• **DATASET RECORDS**
-------

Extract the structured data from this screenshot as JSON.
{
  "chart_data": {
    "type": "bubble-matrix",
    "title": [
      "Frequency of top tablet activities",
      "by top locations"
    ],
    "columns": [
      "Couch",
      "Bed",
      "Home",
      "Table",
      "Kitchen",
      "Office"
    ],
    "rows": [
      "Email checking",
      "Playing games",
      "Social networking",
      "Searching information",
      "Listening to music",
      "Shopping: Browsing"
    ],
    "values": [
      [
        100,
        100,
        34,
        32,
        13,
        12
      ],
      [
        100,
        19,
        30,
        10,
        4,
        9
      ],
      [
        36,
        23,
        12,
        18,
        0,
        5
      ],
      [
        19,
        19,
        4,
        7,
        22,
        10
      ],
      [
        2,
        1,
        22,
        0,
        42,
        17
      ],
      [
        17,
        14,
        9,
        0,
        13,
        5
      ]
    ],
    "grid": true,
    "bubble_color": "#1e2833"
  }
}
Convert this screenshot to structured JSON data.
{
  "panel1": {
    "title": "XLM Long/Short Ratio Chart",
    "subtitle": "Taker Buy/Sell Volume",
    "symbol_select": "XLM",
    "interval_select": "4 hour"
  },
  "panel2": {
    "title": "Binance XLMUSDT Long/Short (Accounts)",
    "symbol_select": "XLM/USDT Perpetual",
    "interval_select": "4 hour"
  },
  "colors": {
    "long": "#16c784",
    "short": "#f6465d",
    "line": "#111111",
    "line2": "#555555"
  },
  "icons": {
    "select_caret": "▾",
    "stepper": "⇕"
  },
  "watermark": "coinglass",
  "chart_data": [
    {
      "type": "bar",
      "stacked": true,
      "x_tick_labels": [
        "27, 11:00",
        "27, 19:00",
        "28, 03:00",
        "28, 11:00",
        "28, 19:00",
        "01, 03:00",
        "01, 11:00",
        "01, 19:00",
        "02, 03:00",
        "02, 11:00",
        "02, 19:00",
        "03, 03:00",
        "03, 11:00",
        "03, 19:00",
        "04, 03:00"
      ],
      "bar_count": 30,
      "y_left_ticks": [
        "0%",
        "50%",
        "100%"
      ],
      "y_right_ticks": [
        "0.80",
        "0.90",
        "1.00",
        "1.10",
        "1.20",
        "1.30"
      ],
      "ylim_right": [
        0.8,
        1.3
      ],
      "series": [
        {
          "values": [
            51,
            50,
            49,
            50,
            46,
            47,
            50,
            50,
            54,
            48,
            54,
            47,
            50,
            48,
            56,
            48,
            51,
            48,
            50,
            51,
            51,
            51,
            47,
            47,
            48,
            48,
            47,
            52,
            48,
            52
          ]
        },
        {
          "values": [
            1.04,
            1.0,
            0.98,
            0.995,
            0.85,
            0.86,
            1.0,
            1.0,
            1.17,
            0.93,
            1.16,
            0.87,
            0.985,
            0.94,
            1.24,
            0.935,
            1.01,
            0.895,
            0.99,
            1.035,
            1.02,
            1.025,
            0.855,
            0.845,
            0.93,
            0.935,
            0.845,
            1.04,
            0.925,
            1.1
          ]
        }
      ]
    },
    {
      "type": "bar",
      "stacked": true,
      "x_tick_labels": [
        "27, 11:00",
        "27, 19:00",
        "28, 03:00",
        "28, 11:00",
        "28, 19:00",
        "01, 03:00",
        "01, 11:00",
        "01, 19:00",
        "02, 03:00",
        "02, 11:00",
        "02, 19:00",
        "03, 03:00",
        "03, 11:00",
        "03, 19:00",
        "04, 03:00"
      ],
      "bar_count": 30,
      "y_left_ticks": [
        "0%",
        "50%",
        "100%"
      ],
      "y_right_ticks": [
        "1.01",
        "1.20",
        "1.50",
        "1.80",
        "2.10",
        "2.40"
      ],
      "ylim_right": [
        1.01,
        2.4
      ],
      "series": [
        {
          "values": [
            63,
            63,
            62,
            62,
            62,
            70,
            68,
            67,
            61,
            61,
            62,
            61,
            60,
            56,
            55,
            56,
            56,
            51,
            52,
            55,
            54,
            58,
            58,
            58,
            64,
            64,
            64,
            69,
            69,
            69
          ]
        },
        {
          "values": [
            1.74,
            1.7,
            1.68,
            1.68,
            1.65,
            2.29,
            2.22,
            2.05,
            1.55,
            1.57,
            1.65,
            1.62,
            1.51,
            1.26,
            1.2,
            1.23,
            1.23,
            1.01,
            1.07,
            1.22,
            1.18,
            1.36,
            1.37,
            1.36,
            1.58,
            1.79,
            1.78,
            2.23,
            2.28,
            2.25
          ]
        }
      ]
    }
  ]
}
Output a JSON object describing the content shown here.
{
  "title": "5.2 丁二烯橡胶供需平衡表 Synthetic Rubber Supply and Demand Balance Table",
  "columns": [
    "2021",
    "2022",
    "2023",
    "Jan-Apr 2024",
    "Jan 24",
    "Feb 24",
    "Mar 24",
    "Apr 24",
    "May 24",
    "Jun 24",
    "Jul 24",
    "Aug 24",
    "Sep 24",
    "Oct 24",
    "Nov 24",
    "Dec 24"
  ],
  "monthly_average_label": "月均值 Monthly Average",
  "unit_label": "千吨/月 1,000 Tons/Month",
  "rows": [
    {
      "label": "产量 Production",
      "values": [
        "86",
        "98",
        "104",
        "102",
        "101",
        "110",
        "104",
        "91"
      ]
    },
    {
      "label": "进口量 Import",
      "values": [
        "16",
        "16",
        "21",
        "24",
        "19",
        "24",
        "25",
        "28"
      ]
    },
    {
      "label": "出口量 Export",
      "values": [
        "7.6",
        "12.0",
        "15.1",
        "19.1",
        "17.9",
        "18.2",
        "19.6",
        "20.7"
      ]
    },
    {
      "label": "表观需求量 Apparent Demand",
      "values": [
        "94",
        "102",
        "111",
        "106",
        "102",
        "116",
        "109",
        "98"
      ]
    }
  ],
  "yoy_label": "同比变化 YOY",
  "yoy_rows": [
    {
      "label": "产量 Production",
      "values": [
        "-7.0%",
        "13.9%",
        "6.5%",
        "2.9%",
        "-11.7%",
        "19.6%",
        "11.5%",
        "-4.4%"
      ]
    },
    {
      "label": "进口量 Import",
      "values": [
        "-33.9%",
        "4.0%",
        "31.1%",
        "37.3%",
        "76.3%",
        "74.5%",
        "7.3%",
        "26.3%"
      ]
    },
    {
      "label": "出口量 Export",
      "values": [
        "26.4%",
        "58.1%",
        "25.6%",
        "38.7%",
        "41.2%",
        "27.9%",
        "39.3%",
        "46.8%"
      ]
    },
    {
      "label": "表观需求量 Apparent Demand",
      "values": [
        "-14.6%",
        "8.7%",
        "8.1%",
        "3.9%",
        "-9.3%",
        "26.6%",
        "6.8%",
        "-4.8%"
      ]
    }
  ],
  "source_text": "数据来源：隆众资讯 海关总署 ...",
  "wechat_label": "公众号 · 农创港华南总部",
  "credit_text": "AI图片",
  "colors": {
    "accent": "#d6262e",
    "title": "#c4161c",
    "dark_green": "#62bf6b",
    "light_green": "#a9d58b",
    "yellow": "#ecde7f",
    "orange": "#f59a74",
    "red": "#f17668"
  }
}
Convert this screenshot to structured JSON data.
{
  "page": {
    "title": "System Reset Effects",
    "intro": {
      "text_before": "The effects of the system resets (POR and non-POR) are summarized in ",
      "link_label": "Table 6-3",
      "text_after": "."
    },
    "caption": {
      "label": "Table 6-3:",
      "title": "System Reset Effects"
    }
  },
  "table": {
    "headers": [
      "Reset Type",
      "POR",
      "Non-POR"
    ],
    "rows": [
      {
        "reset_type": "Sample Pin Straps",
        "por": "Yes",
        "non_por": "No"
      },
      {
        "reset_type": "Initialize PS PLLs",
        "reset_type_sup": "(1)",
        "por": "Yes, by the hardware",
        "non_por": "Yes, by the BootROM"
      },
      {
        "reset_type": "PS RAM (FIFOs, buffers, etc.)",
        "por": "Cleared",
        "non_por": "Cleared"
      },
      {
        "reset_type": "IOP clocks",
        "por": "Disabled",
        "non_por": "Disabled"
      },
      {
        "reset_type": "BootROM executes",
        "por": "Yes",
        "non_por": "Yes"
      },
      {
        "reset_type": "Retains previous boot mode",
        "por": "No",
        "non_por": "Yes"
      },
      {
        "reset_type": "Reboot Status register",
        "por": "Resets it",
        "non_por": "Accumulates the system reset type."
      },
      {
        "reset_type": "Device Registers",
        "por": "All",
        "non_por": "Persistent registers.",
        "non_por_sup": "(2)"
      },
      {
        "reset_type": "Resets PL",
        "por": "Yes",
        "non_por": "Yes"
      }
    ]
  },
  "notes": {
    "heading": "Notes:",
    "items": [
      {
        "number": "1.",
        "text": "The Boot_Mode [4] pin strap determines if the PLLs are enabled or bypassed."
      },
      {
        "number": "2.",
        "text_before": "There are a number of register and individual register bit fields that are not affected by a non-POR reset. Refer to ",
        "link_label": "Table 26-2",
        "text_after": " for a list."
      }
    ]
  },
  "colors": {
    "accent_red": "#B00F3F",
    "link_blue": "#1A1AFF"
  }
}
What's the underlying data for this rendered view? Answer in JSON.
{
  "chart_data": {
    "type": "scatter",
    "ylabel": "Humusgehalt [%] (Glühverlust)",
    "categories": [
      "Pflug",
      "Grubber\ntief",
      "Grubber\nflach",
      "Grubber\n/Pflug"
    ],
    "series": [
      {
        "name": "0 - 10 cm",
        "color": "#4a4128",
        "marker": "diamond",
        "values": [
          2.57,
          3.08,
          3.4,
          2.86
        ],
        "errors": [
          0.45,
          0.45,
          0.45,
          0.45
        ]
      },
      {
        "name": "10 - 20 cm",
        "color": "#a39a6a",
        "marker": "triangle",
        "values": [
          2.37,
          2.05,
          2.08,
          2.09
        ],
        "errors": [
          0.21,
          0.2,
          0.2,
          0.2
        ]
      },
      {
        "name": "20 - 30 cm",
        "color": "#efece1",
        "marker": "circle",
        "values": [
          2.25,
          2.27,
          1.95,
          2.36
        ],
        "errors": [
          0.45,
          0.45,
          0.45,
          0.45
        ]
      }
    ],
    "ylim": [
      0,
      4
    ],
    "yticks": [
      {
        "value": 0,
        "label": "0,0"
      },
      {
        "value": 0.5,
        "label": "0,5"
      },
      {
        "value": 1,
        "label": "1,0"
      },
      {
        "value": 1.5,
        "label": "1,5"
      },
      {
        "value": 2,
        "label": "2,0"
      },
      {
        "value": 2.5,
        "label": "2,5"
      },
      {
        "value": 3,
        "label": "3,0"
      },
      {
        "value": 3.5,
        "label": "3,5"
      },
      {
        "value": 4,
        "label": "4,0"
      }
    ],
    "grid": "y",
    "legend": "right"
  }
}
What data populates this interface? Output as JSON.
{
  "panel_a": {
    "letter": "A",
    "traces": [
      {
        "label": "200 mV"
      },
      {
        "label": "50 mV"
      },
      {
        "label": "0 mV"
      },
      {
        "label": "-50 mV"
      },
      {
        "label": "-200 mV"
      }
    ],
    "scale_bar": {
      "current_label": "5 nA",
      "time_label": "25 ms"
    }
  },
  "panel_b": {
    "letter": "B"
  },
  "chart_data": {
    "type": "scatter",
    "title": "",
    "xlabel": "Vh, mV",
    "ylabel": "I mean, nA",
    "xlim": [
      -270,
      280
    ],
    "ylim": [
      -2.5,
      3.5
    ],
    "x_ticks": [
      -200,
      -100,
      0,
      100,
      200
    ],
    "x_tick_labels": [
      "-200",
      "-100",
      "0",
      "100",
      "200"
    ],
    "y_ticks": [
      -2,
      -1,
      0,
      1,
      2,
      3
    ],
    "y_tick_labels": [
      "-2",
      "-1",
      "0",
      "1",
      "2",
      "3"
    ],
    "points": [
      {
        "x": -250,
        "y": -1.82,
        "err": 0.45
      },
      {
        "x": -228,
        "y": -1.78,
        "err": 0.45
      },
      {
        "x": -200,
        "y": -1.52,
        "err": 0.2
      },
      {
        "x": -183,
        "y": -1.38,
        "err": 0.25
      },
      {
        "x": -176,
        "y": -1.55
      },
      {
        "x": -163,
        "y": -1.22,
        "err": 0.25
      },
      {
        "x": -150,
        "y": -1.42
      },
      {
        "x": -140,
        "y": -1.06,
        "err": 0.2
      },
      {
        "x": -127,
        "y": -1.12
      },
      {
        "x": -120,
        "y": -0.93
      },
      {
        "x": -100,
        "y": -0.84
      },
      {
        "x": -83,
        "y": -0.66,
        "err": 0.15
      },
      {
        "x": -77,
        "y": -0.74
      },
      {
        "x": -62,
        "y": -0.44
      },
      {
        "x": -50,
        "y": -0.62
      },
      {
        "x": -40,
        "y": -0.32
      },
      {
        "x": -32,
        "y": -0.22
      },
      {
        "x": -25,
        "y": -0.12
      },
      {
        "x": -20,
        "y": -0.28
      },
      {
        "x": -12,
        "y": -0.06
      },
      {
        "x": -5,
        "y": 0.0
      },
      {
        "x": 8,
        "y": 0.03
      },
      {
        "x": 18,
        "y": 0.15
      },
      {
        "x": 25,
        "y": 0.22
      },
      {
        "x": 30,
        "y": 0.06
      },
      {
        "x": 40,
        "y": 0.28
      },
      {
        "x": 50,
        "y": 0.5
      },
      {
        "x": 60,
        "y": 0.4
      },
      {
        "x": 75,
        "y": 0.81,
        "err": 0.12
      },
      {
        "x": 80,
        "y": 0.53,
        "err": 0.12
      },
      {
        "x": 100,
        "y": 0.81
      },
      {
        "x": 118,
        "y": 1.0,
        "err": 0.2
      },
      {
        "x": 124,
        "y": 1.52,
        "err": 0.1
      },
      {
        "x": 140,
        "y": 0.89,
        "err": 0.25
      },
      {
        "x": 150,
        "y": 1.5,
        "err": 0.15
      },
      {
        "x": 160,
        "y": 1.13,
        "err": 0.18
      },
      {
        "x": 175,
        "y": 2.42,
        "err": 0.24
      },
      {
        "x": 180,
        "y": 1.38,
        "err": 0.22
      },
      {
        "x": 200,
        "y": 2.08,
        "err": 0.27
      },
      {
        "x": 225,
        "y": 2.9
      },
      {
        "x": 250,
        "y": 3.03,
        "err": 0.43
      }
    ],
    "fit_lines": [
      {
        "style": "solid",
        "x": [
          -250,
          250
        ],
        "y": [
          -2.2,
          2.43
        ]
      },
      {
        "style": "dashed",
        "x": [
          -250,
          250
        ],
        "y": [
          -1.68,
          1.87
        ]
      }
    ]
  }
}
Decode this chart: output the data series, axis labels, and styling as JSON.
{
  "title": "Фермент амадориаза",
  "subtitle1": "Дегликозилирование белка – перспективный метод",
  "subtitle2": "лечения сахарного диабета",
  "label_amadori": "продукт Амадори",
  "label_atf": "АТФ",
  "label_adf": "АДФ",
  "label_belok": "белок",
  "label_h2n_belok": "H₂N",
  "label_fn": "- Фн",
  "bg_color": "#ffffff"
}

-------

• **WHAT NEEDS TO BE DONE**
From the line that contains "Decode this chart: output" to the last line of the material above, repeat every line exactly, keeping both the first and the last.

• **WRITTEN ANSWER**
Decode this chart: output the data series, axis labels, and styling as JSON.
{
  "title": "Фермент амадориаза",
  "subtitle1": "Дегликозилирование белка – перспективный метод",
  "subtitle2": "лечения сахарного диабета",
  "label_amadori": "продукт Амадори",
  "label_atf": "АТФ",
  "label_adf": "АДФ",
  "label_belok": "белок",
  "label_h2n_belok": "H₂N",
  "label_fn": "- Фн",
  "bg_color": "#ffffff"
}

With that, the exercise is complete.